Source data
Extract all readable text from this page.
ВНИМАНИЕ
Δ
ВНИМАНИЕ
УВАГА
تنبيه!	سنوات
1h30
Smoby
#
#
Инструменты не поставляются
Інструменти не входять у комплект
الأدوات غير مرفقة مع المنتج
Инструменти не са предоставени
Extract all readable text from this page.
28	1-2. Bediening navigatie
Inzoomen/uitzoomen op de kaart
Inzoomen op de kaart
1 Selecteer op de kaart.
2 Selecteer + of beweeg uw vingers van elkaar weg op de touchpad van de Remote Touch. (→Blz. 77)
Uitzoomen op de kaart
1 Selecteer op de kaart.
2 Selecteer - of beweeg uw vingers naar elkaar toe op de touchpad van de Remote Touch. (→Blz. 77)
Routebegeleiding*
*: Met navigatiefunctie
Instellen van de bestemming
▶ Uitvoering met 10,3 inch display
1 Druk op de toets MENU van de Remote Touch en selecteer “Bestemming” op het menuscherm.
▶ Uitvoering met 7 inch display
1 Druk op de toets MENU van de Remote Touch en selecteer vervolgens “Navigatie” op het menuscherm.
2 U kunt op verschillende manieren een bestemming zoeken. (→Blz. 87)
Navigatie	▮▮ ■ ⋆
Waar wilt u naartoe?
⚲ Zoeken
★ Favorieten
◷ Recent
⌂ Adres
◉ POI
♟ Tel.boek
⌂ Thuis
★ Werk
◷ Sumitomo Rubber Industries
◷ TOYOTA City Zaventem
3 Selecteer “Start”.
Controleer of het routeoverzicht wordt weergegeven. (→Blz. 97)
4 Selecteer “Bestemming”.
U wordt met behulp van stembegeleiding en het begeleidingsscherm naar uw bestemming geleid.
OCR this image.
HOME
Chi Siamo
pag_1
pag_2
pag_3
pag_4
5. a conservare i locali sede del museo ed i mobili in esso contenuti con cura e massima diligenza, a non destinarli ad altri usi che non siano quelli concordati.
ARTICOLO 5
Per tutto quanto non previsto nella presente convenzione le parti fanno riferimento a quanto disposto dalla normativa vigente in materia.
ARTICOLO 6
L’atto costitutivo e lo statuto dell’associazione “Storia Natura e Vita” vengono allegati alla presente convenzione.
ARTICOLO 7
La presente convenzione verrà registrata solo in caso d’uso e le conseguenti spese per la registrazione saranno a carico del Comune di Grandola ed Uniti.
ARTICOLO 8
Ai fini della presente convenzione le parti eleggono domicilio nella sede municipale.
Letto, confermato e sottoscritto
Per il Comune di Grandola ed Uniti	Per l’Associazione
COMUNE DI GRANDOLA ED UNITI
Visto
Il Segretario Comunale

_Given exercise_
Look through the listing above and count the lines where the string "elkaar" appears. Report the number only.

_Final result_
2